### Problem description
Go through the lines below. Copy those with "icona".

***** Recorded data

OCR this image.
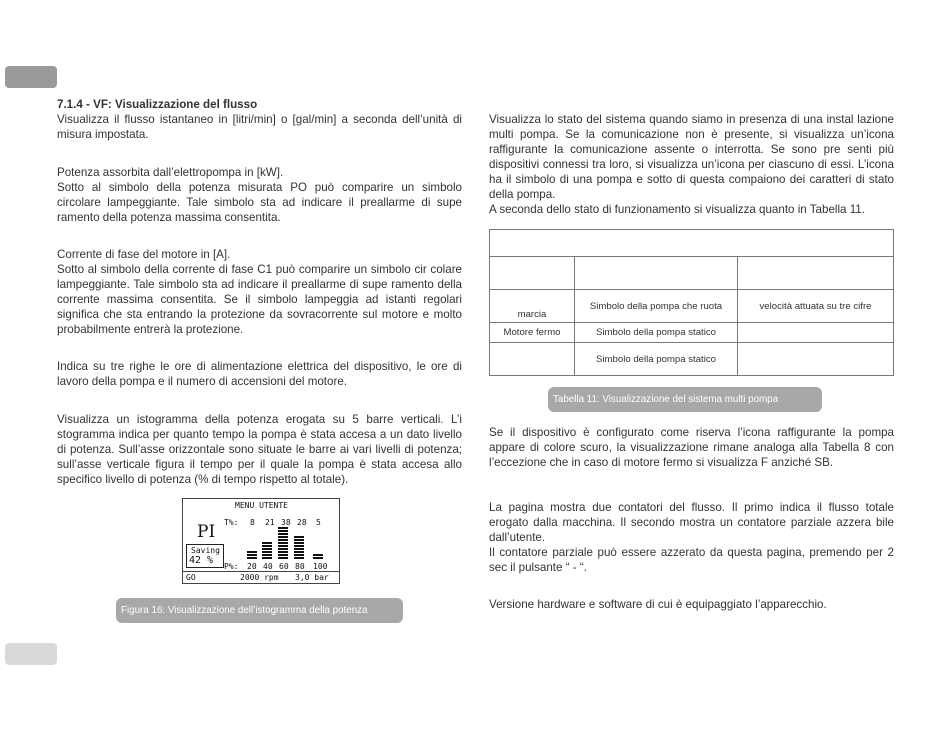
7.1.4 - VF: Visualizzazione del flusso
Visualizza il flusso istantaneo in [litri/min] o [gal/min] a seconda dell’unità di misura impostata.

Potenza assorbita dall’elettropompa in [kW].

Sotto al simbolo della potenza misurata PO può comparire un simbolo circolare lampeggiante. Tale simbolo sta ad indicare il preallarme di supe ramento della potenza massima consentita.

Corrente di fase del motore in [A].

Sotto al simbolo della corrente di fase C1 può comparire un simbolo cir colare lampeggiante. Tale simbolo sta ad indicare il preallarme di supe ramento della corrente massima consentita. Se il simbolo lampeggia ad istanti regolari significa che sta entrando la protezione da sovracorrente sul motore e molto probabilmente entrerà la protezione.

Indica su tre righe le ore di alimentazione elettrica del dispositivo, le ore di lavoro della pompa e il numero di accensioni del motore.
Visualizza un istogramma della potenza erogata su 5 barre verticali. L’i stogramma indica per quanto tempo la pompa è stata accesa a un dato livello di potenza. Sull’asse orizzontale sono situate le barre ai vari livelli di potenza; sull’asse verticale figura il tempo per il quale la pompa è stata accesa allo specifico livello di potenza (% di tempo rispetto al totale).
MENU UTENTE
PI T%: 8 21 38 28 5
Saving
42 %
P%: 20 40 60 80 100
GO	2000 rpm 3,0 bar
Figura 16: Visualizzazione dell’istogramma della potenza

Visualizza lo stato del sistema quando siamo in presenza di una instal lazione multi pompa. Se la comunicazione non è presente, si visualizza un’icona raffigurante la comunicazione assente o interrotta. Se sono pre senti più dispositivi connessi tra loro, si visualizza un’icona per ciascuno di essi. L’icona ha il simbolo di una pompa e sotto di questa compaiono dei caratteri di stato della pompa.

A seconda dello stato di funzionamento si visualizza quanto in Tabella 11.

marcia	Simbolo della pompa che ruota	velocità attuata su tre cifre
Motore fermo	Simbolo della pompa statico	
	Simbolo della pompa statico	
Tabella 11: Visualizzazione del sistema multi pompa
Se il dispositivo è configurato come riserva l’icona raffigurante la pompa appare di colore scuro, la visualizzazione rimane analoga alla Tabella 8 con l’eccezione che in caso di motore fermo si visualizza F anziché SB.

La pagina mostra due contatori del flusso. Il primo indica il flusso totale erogato dalla macchina. Il secondo mostra un contatore parziale azzera bile dall’utente.

Il contatore parziale può essere azzerato da questa pagina, premendo per 2 sec il pulsante “ - “.

Versione hardware e software di cui è equipaggiato l’apparecchio.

**********

### Reply
Visualizza lo stato del sistema quando siamo in presenza di una instal lazione multi pompa. Se la comunicazione non è presente, si visualizza un’icona raffigurante la comunicazione assente o interrotta. Se sono pre senti più dispositivi connessi tra loro, si visualizza un’icona per ciascuno di essi. L’icona ha il simbolo di una pompa e sotto di questa compaiono dei caratteri di stato della pompa.
Se il dispositivo è configurato come riserva l’icona raffigurante la pompa appare di colore scuro, la visualizzazione rimane analoga alla Tabella 8 con l’eccezione che in caso di motore fermo si visualizza F anziché SB.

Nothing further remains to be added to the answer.